Objective ▸
Using the listing beneath this task, count the lines with the word "Masukan" and write only the result.

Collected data
________________________
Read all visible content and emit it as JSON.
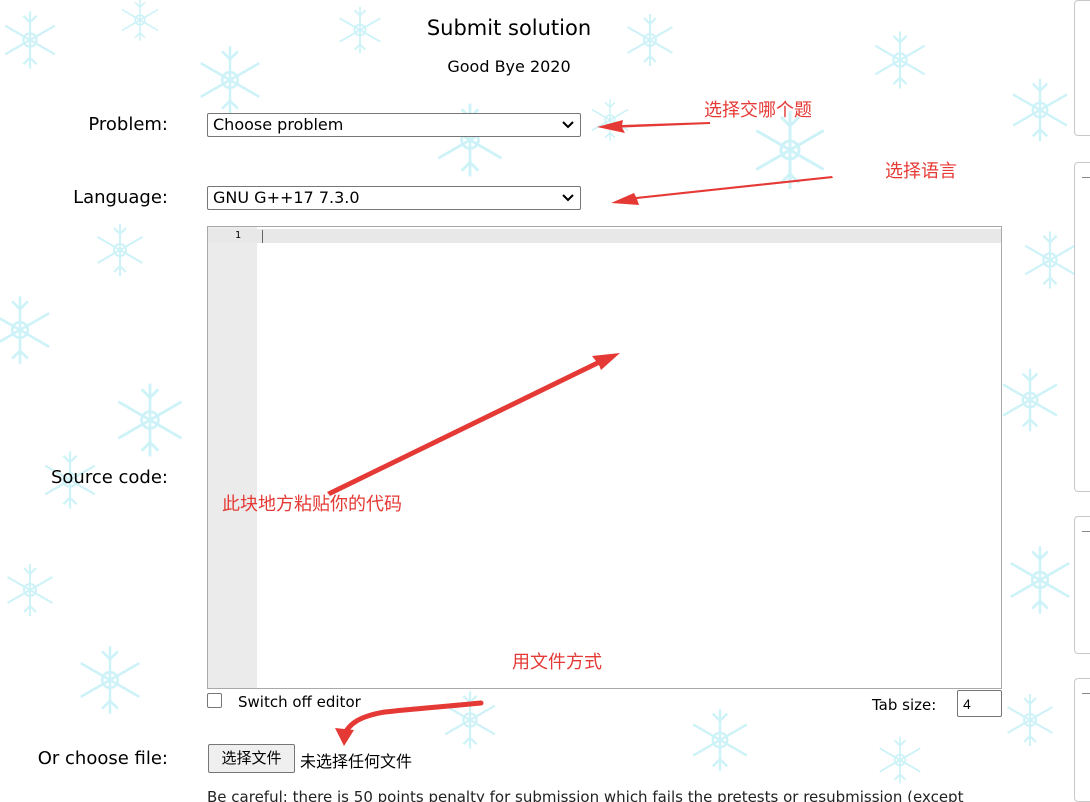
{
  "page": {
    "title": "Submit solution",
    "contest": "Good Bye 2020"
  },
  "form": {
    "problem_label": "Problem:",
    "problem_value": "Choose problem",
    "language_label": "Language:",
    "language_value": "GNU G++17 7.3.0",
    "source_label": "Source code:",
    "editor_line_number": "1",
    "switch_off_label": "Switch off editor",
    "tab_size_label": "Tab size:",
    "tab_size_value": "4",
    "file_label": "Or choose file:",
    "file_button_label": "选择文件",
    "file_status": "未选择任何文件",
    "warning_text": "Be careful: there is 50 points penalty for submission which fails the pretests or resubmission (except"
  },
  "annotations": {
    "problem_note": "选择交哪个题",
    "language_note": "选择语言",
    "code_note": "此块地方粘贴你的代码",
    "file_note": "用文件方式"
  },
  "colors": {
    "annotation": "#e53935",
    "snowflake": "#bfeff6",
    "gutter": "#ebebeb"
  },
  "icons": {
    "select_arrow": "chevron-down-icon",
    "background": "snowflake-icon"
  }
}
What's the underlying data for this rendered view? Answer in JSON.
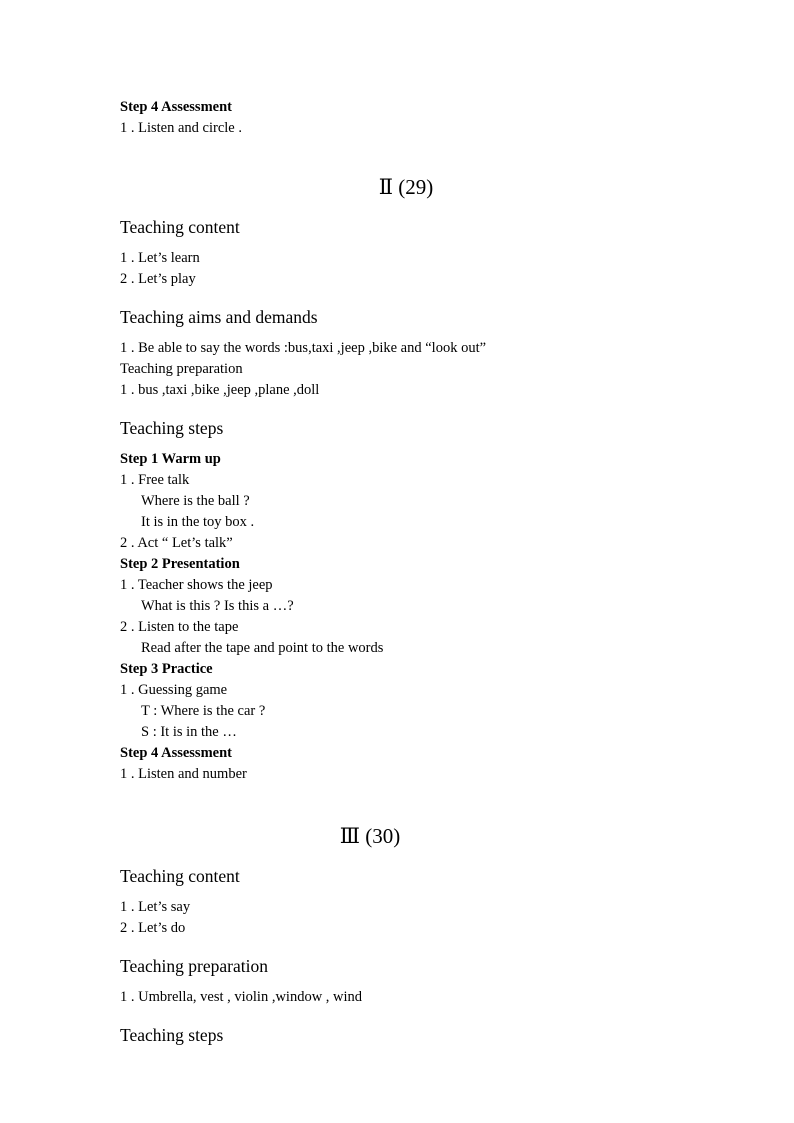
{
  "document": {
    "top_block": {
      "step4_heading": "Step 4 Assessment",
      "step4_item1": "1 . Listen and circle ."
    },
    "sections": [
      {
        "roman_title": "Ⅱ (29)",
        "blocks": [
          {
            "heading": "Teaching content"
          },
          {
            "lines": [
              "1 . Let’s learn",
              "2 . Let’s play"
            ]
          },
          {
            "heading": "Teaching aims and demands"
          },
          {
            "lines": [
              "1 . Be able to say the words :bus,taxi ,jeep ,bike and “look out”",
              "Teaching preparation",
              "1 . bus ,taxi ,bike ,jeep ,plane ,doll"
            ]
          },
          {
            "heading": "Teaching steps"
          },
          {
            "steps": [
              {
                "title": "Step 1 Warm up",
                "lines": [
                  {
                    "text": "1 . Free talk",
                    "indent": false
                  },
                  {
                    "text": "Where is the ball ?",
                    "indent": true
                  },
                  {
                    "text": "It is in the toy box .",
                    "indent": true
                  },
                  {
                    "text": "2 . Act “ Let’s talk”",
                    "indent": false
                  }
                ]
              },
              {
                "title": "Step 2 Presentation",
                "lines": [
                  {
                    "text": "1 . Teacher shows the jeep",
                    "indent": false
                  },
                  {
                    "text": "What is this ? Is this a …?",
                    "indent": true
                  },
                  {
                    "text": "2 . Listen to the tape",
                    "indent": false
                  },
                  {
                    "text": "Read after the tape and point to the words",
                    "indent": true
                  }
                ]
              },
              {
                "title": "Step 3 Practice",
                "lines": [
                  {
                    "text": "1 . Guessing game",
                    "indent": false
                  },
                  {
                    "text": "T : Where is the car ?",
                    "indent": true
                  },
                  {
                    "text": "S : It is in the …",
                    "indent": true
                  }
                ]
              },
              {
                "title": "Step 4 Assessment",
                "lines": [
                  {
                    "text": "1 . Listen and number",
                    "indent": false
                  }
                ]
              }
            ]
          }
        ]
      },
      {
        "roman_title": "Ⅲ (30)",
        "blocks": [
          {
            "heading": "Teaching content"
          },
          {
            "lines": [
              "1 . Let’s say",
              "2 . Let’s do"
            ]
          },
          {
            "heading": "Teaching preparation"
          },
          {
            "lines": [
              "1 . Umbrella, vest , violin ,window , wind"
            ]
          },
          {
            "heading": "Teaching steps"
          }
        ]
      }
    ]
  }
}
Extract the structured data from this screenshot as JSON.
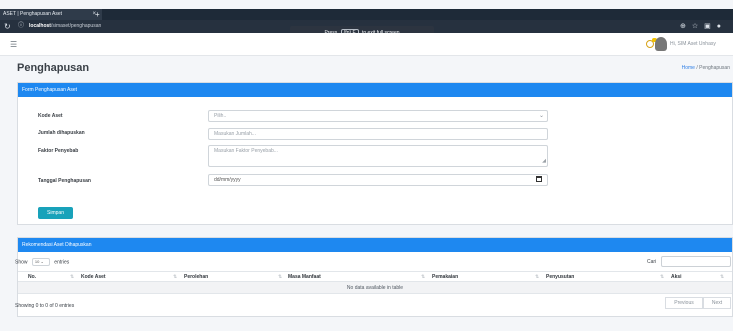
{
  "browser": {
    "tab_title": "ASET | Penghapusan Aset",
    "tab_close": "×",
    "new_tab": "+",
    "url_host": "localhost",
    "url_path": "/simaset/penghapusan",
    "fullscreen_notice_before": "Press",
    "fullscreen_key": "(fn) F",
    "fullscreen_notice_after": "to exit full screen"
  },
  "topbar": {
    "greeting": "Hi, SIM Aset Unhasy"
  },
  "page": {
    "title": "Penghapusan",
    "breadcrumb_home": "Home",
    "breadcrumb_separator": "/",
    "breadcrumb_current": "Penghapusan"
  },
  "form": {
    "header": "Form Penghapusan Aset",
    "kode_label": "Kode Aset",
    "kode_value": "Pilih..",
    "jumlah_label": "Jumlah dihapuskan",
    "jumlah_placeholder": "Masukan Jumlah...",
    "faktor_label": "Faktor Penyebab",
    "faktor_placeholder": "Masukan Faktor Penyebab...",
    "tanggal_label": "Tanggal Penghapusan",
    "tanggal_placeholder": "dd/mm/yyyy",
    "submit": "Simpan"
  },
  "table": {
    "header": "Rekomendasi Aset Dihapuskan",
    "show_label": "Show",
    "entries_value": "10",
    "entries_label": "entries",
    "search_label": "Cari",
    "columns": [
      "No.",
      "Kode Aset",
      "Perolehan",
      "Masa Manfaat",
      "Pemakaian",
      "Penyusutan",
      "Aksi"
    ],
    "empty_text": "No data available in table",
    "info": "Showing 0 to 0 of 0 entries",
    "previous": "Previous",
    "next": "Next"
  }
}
________________________
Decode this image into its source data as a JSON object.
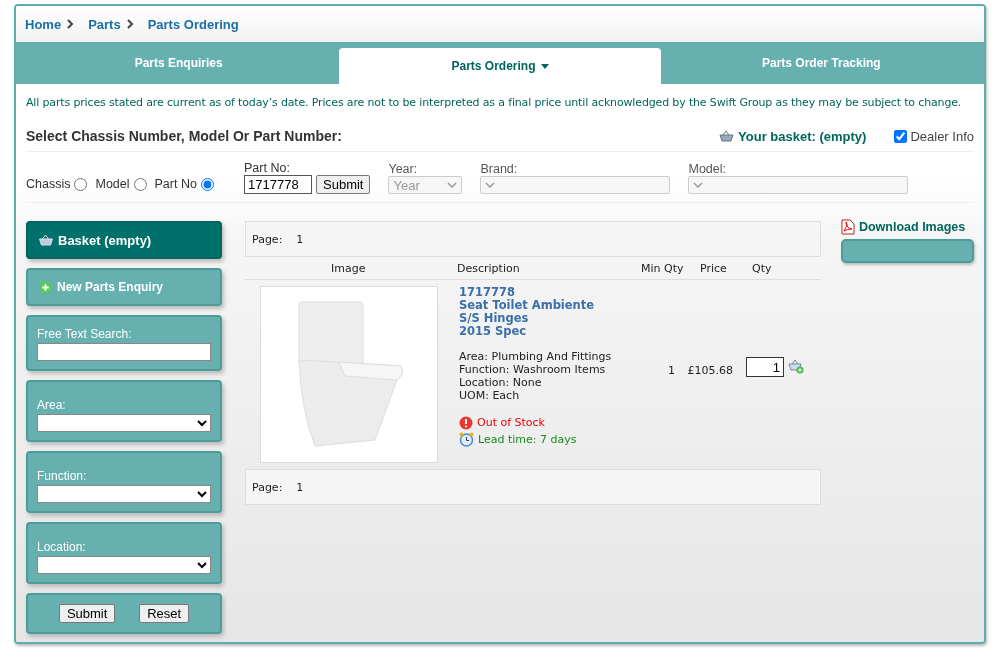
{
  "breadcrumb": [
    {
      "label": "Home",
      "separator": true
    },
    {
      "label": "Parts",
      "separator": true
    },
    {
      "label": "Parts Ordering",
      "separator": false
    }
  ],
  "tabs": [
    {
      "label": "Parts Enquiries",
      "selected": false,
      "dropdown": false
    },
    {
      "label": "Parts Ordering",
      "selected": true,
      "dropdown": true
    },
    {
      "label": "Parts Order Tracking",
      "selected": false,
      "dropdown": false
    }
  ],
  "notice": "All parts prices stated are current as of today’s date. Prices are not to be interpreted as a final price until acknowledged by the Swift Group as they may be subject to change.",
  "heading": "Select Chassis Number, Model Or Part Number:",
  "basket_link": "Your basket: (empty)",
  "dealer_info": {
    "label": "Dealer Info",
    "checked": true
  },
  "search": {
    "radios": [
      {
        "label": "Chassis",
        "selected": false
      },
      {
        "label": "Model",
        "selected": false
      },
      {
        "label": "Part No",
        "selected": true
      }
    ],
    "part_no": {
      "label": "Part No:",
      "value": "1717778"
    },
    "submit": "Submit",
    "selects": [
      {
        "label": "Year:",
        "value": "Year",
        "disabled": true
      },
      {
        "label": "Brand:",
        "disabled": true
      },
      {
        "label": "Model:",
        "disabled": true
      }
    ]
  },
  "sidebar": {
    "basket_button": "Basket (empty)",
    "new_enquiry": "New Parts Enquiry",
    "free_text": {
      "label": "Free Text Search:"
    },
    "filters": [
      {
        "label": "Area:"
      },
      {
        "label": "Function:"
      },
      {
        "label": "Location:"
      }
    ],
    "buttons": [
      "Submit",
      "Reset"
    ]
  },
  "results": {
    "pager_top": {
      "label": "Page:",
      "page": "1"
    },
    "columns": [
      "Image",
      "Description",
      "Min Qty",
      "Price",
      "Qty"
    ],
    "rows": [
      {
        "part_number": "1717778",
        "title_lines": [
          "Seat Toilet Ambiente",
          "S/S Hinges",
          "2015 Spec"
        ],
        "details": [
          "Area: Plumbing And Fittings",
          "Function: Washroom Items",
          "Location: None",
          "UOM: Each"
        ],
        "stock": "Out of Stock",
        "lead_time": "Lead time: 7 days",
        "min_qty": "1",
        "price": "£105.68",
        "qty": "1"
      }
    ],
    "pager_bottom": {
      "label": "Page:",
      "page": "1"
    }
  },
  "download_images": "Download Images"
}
________________________
Solution ▸
2